Prompt: What lines of the data hold the string "JSON"? Pull each one out.

Listing:

---------------

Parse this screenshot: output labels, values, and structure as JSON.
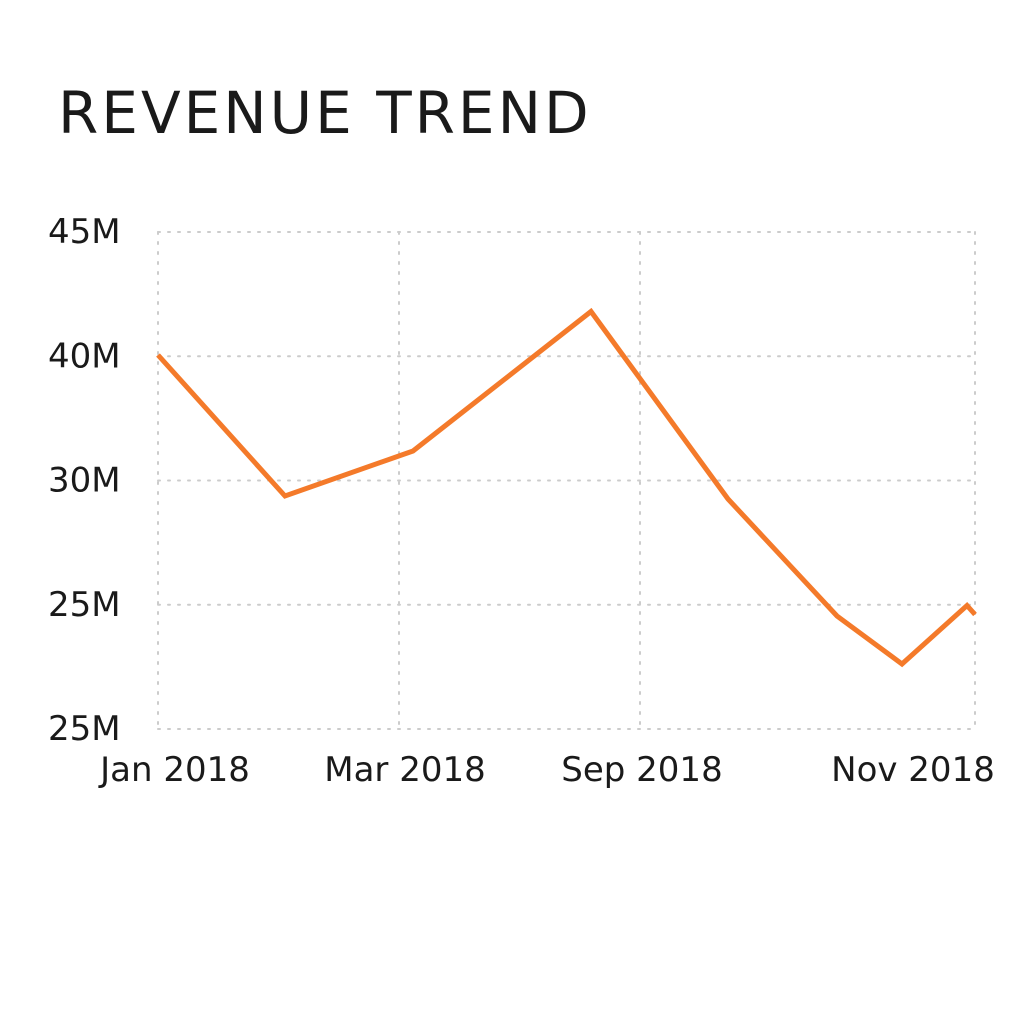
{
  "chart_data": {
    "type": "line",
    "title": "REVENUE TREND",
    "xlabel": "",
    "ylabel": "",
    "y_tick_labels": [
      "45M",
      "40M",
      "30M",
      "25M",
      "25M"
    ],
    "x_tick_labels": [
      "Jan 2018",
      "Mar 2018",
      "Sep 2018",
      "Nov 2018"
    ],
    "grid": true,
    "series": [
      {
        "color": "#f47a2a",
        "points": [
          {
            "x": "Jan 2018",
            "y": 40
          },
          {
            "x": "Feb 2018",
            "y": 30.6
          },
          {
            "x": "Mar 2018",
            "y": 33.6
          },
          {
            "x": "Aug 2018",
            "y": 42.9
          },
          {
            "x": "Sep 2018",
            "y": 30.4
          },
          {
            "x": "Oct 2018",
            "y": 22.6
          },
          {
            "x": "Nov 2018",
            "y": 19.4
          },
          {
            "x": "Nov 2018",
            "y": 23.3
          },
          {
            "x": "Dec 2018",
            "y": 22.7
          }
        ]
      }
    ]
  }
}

---------------

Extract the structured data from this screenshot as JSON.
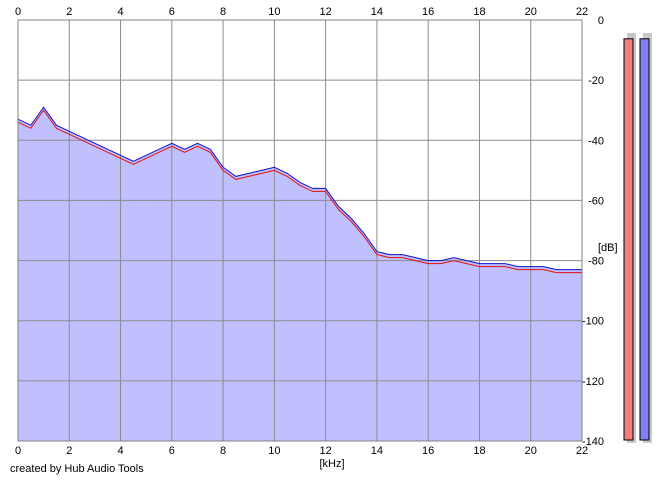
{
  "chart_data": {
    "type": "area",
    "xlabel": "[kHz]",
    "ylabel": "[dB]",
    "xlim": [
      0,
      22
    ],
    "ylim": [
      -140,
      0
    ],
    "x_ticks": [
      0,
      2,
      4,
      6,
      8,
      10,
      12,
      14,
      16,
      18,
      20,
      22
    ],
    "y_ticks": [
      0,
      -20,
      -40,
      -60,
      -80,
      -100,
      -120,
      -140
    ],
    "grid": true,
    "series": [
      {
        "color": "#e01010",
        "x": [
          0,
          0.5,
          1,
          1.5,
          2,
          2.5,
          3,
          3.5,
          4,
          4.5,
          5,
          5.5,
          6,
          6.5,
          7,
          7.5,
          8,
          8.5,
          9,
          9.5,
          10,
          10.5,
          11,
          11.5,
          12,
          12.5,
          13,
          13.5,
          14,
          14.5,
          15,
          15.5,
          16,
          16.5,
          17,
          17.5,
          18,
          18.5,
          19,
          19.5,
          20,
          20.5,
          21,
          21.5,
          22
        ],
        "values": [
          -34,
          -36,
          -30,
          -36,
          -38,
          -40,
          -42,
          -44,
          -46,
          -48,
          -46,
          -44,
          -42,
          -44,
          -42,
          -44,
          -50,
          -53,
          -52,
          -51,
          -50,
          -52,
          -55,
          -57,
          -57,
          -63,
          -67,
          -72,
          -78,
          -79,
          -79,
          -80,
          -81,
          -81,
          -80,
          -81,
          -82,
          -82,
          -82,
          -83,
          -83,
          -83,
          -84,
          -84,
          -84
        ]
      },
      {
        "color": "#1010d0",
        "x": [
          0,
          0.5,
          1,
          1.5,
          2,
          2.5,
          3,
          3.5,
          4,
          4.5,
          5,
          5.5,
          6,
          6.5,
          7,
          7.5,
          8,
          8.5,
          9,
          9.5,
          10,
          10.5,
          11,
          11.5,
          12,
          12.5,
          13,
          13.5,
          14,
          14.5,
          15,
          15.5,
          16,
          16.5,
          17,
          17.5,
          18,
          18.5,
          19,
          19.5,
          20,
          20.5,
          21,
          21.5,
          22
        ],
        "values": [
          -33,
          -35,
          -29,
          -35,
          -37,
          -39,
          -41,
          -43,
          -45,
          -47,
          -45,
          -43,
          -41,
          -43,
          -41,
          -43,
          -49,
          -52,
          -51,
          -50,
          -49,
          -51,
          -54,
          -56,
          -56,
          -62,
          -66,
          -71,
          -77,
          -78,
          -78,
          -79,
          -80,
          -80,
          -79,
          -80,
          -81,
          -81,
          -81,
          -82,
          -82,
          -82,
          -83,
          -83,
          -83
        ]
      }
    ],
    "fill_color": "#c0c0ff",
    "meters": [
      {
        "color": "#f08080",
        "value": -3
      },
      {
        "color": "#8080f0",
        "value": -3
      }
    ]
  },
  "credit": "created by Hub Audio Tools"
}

---------------

Correct result:
Parse this screenshot: output labels, values, and structure as JSON.
Extract the structured data from this screenshot as JSON.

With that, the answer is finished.